Search the records for the word "diaphragmatique" and report each line that has it.

◆ PROVIDED INFORMATION ◆
'''
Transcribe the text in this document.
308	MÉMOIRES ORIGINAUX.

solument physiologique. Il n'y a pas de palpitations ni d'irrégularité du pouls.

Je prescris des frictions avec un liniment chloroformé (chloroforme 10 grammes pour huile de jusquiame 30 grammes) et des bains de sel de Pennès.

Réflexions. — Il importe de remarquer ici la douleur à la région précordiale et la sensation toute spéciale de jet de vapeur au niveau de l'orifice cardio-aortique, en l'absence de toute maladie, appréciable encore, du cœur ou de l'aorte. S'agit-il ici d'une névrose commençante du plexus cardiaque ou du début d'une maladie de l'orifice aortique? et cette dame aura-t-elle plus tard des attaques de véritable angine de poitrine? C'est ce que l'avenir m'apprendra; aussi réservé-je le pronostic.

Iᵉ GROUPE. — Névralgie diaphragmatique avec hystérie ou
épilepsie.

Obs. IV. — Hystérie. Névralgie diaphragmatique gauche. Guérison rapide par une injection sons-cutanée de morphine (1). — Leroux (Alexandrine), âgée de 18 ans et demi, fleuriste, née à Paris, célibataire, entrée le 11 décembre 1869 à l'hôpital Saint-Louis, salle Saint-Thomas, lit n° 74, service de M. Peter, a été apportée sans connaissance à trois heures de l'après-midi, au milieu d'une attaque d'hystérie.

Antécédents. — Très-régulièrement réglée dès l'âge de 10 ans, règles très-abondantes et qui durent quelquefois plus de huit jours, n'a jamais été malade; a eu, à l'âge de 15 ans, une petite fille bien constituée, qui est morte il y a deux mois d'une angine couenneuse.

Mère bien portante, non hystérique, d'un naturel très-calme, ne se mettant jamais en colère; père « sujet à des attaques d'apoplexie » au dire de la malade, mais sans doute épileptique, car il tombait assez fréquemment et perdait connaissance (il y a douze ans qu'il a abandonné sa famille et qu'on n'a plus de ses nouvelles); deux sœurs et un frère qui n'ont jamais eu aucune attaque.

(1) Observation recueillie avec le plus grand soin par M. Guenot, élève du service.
'''
◆ SOLUTION TO THE PROBLEM ◆
Iᵉ GROUPE. — Névralgie diaphragmatique avec hystérie ou
Obs. IV. — Hystérie. Névralgie diaphragmatique gauche. Guérison rapide par une injection sons-cutanée de morphine (1). — Leroux (Alexandrine), âgée de 18 ans et demi, fleuriste, née à Paris, célibataire, entrée le 11 décembre 1869 à l'hôpital Saint-Louis, salle Saint-Thomas, lit n° 74, service de M. Peter, a été apportée sans connaissance à trois heures de l'après-midi, au milieu d'une attaque d'hystérie.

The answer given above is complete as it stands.